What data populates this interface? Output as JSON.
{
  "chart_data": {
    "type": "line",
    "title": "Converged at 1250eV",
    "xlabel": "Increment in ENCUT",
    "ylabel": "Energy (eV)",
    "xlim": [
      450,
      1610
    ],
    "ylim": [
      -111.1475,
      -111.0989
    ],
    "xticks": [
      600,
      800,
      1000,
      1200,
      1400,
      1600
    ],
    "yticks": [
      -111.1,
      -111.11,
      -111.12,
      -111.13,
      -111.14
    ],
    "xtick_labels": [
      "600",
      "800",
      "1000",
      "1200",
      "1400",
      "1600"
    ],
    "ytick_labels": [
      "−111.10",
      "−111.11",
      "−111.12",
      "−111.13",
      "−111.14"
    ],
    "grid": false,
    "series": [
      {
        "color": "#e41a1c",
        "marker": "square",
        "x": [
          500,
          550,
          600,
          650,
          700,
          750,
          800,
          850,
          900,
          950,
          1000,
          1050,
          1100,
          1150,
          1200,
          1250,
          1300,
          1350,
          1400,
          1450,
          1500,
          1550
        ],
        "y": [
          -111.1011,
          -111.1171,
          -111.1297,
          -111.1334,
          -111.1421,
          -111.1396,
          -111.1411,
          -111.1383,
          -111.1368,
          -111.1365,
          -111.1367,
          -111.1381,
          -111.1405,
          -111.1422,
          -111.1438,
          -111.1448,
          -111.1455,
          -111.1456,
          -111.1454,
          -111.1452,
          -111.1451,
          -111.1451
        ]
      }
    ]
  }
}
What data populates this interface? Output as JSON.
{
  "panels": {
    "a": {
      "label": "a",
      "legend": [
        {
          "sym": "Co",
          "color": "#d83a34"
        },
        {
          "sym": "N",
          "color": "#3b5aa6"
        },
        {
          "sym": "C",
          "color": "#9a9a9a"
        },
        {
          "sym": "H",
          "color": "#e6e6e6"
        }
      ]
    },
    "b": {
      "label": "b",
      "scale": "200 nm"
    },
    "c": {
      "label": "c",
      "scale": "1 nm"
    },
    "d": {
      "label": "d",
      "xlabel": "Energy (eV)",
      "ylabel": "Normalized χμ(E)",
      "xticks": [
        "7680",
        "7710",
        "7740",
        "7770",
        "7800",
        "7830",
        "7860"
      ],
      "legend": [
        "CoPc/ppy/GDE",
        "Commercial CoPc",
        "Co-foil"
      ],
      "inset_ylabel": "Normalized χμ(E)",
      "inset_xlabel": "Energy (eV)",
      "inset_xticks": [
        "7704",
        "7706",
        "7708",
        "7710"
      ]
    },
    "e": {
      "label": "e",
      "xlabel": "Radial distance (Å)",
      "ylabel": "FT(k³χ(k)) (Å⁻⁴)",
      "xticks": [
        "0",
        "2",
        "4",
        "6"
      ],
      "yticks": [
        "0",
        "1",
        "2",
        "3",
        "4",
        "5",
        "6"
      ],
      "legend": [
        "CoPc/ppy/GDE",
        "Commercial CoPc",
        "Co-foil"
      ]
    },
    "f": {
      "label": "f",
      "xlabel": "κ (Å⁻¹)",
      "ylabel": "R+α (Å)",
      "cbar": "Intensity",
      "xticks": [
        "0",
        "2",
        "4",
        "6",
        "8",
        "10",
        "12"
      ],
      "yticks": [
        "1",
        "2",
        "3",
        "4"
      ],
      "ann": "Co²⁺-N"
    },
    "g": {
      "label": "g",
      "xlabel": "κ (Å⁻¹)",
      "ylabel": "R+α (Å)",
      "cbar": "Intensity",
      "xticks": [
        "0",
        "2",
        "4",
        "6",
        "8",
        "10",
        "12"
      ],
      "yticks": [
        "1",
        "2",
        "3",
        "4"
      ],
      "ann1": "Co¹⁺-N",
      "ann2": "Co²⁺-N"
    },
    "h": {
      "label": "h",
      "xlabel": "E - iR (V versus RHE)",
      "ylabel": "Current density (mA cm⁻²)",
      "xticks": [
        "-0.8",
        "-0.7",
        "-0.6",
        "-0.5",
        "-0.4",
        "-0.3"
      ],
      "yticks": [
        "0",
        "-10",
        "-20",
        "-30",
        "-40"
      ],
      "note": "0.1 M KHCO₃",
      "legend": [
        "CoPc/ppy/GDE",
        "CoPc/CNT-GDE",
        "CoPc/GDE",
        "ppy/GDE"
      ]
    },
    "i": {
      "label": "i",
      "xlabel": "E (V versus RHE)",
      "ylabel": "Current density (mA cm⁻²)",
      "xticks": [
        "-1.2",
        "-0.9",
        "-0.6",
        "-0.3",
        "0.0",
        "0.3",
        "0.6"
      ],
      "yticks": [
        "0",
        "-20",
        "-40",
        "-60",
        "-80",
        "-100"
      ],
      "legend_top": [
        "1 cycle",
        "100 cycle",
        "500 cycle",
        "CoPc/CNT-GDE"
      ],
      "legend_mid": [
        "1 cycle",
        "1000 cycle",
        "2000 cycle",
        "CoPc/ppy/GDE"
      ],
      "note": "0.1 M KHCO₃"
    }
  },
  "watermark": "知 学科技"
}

::::

**AIM:** The records above should be returned exactly.

**TASK RESPONSE:**
What data populates this interface? Output as JSON.
{
  "chart_data": {
    "type": "line",
    "title": "Converged at 1250eV",
    "xlabel": "Increment in ENCUT",
    "ylabel": "Energy (eV)",
    "xlim": [
      450,
      1610
    ],
    "ylim": [
      -111.1475,
      -111.0989
    ],
    "xticks": [
      600,
      800,
      1000,
      1200,
      1400,
      1600
    ],
    "yticks": [
      -111.1,
      -111.11,
      -111.12,
      -111.13,
      -111.14
    ],
    "xtick_labels": [
      "600",
      "800",
      "1000",
      "1200",
      "1400",
      "1600"
    ],
    "ytick_labels": [
      "−111.10",
      "−111.11",
      "−111.12",
      "−111.13",
      "−111.14"
    ],
    "grid": false,
    "series": [
      {
        "color": "#e41a1c",
        "marker": "square",
        "x": [
          500,
          550,
          600,
          650,
          700,
          750,
          800,
          850,
          900,
          950,
          1000,
          1050,
          1100,
          1150,
          1200,
          1250,
          1300,
          1350,
          1400,
          1450,
          1500,
          1550
        ],
        "y": [
          -111.1011,
          -111.1171,
          -111.1297,
          -111.1334,
          -111.1421,
          -111.1396,
          -111.1411,
          -111.1383,
          -111.1368,
          -111.1365,
          -111.1367,
          -111.1381,
          -111.1405,
          -111.1422,
          -111.1438,
          -111.1448,
          -111.1455,
          -111.1456,
          -111.1454,
          -111.1452,
          -111.1451,
          -111.1451
        ]
      }
    ]
  }
}
What data populates this interface? Output as JSON.
{
  "panels": {
    "a": {
      "label": "a",
      "legend": [
        {
          "sym": "Co",
          "color": "#d83a34"
        },
        {
          "sym": "N",
          "color": "#3b5aa6"
        },
        {
          "sym": "C",
          "color": "#9a9a9a"
        },
        {
          "sym": "H",
          "color": "#e6e6e6"
        }
      ]
    },
    "b": {
      "label": "b",
      "scale": "200 nm"
    },
    "c": {
      "label": "c",
      "scale": "1 nm"
    },
    "d": {
      "label": "d",
      "xlabel": "Energy (eV)",
      "ylabel": "Normalized χμ(E)",
      "xticks": [
        "7680",
        "7710",
        "7740",
        "7770",
        "7800",
        "7830",
        "7860"
      ],
      "legend": [
        "CoPc/ppy/GDE",
        "Commercial CoPc",
        "Co-foil"
      ],
      "inset_ylabel": "Normalized χμ(E)",
      "inset_xlabel": "Energy (eV)",
      "inset_xticks": [
        "7704",
        "7706",
        "7708",
        "7710"
      ]
    },
    "e": {
      "label": "e",
      "xlabel": "Radial distance (Å)",
      "ylabel": "FT(k³χ(k)) (Å⁻⁴)",
      "xticks": [
        "0",
        "2",
        "4",
        "6"
      ],
      "yticks": [
        "0",
        "1",
        "2",
        "3",
        "4",
        "5",
        "6"
      ],
      "legend": [
        "CoPc/ppy/GDE",
        "Commercial CoPc",
        "Co-foil"
      ]
    },
    "f": {
      "label": "f",
      "xlabel": "κ (Å⁻¹)",
      "ylabel": "R+α (Å)",
      "cbar": "Intensity",
      "xticks": [
        "0",
        "2",
        "4",
        "6",
        "8",
        "10",
        "12"
      ],
      "yticks": [
        "1",
        "2",
        "3",
        "4"
      ],
      "ann": "Co²⁺-N"
    },
    "g": {
      "label": "g",
      "xlabel": "κ (Å⁻¹)",
      "ylabel": "R+α (Å)",
      "cbar": "Intensity",
      "xticks": [
        "0",
        "2",
        "4",
        "6",
        "8",
        "10",
        "12"
      ],
      "yticks": [
        "1",
        "2",
        "3",
        "4"
      ],
      "ann1": "Co¹⁺-N",
      "ann2": "Co²⁺-N"
    },
    "h": {
      "label": "h",
      "xlabel": "E - iR (V versus RHE)",
      "ylabel": "Current density (mA cm⁻²)",
      "xticks": [
        "-0.8",
        "-0.7",
        "-0.6",
        "-0.5",
        "-0.4",
        "-0.3"
      ],
      "yticks": [
        "0",
        "-10",
        "-20",
        "-30",
        "-40"
      ],
      "note": "0.1 M KHCO₃",
      "legend": [
        "CoPc/ppy/GDE",
        "CoPc/CNT-GDE",
        "CoPc/GDE",
        "ppy/GDE"
      ]
    },
    "i": {
      "label": "i",
      "xlabel": "E (V versus RHE)",
      "ylabel": "Current density (mA cm⁻²)",
      "xticks": [
        "-1.2",
        "-0.9",
        "-0.6",
        "-0.3",
        "0.0",
        "0.3",
        "0.6"
      ],
      "yticks": [
        "0",
        "-20",
        "-40",
        "-60",
        "-80",
        "-100"
      ],
      "legend_top": [
        "1 cycle",
        "100 cycle",
        "500 cycle",
        "CoPc/CNT-GDE"
      ],
      "legend_mid": [
        "1 cycle",
        "1000 cycle",
        "2000 cycle",
        "CoPc/ppy/GDE"
      ],
      "note": "0.1 M KHCO₃"
    }
  },
  "watermark": "知 学科技"
}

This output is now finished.